**WHAT THE TASK REQUIRES:** Scan the records for the word "value". Copy each line that includes it.

**EXTRACTED ENTRIES:**
☆ ☆ ☆ ☆ ☆ ☆ ☆
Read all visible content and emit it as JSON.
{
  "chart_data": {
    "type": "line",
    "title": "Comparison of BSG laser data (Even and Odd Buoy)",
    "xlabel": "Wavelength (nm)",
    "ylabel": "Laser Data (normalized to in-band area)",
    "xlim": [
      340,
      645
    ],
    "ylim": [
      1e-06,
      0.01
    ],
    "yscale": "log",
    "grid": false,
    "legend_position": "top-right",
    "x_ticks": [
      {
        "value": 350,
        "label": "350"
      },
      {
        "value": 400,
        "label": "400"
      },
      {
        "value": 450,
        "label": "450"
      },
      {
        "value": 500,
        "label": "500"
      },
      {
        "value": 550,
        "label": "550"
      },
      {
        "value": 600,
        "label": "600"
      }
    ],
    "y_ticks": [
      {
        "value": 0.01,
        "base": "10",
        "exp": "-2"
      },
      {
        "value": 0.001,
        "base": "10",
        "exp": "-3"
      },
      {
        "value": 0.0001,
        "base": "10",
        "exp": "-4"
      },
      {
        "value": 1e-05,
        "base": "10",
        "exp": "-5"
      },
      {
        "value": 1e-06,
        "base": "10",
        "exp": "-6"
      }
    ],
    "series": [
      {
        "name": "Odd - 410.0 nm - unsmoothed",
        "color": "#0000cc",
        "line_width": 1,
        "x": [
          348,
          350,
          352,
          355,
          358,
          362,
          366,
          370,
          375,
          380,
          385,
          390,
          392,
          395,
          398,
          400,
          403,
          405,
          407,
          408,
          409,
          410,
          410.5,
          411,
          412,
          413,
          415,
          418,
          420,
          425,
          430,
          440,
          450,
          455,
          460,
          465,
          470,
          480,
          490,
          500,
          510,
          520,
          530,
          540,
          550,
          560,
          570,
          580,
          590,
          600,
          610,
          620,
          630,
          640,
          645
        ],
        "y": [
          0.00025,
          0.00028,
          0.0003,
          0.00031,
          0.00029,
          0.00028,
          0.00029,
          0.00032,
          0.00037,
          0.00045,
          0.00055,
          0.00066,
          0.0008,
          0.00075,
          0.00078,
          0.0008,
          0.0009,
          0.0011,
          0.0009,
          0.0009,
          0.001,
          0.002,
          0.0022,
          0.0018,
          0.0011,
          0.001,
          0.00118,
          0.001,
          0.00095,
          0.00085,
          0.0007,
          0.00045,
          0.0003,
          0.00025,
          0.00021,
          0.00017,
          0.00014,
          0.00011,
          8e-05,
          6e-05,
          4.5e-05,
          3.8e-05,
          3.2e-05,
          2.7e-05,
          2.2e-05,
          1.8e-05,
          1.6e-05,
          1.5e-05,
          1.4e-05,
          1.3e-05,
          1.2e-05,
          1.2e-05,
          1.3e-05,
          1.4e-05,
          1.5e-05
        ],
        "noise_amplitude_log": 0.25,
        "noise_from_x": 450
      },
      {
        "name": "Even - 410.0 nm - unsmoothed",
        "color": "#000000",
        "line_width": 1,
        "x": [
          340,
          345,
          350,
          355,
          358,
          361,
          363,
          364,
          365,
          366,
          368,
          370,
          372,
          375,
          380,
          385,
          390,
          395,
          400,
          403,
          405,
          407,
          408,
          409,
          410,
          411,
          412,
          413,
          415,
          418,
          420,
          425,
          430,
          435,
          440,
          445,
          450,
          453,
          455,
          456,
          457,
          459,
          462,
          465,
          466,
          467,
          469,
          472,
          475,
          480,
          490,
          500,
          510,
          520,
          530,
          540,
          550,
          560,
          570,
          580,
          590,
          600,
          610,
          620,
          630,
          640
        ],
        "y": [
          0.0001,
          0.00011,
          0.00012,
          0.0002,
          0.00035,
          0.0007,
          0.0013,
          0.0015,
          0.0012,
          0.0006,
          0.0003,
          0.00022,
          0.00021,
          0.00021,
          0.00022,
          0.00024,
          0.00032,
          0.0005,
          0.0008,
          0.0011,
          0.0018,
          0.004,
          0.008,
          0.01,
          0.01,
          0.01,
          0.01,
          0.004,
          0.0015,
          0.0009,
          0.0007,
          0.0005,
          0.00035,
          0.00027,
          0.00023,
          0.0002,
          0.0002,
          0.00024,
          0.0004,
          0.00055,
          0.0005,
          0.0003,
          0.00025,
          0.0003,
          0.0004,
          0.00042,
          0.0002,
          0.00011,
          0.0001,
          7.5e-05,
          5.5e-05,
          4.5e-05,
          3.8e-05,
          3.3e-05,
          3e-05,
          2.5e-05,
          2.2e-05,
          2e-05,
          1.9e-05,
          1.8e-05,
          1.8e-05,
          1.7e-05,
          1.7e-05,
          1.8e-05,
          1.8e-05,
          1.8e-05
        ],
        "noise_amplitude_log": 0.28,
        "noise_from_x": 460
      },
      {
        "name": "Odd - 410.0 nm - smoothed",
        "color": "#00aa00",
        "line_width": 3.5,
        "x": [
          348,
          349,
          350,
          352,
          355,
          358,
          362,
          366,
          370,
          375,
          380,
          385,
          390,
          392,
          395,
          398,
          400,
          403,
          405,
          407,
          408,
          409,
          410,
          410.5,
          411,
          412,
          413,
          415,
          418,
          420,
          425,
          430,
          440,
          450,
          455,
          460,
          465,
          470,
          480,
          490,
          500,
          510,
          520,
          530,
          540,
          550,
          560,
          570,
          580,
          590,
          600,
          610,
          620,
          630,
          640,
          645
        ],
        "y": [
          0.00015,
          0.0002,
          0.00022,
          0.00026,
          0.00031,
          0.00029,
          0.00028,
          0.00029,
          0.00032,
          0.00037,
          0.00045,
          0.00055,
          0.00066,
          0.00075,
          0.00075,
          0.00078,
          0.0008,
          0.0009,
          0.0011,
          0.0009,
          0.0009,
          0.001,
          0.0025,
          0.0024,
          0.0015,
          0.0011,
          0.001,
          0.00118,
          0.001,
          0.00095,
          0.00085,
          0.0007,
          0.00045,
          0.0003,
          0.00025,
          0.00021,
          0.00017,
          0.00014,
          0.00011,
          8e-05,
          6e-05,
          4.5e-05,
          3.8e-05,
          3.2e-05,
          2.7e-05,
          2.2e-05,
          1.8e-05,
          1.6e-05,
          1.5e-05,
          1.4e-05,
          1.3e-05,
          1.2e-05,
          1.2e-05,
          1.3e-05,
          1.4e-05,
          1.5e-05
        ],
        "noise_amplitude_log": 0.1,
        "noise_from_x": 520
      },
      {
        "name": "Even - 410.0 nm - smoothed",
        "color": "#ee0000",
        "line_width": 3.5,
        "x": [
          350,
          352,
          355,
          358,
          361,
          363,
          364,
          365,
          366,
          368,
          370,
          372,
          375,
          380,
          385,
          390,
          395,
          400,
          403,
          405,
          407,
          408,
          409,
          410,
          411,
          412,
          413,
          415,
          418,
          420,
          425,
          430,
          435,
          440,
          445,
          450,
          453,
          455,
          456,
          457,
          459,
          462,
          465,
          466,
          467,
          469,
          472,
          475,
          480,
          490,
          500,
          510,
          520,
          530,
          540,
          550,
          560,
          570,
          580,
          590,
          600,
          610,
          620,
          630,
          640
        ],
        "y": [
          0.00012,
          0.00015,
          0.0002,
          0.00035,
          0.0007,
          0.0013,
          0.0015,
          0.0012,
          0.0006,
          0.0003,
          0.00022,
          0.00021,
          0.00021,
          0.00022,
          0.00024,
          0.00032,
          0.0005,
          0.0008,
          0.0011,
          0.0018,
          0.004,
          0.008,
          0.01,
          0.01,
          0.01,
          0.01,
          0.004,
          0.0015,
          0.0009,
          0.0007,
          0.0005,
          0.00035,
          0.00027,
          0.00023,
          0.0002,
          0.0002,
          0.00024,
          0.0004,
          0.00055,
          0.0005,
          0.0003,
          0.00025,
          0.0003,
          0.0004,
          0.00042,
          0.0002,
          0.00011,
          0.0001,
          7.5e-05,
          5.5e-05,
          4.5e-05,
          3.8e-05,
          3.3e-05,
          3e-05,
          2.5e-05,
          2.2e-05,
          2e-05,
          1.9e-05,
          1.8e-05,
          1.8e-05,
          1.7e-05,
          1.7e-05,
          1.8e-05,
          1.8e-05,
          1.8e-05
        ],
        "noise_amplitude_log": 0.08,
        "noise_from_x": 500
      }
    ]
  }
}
☆ ☆ ☆ ☆ ☆ ☆ ☆
**ANSWER TO THIS EXERCISE:**
        "value": 350,
        "value": 400,
        "value": 450,
        "value": 500,
        "value": 550,
        "value": 600,
        "value": 0.01,
        "value": 0.001,
        "value": 0.0001,
        "value": 1e-05,
        "value": 1e-06,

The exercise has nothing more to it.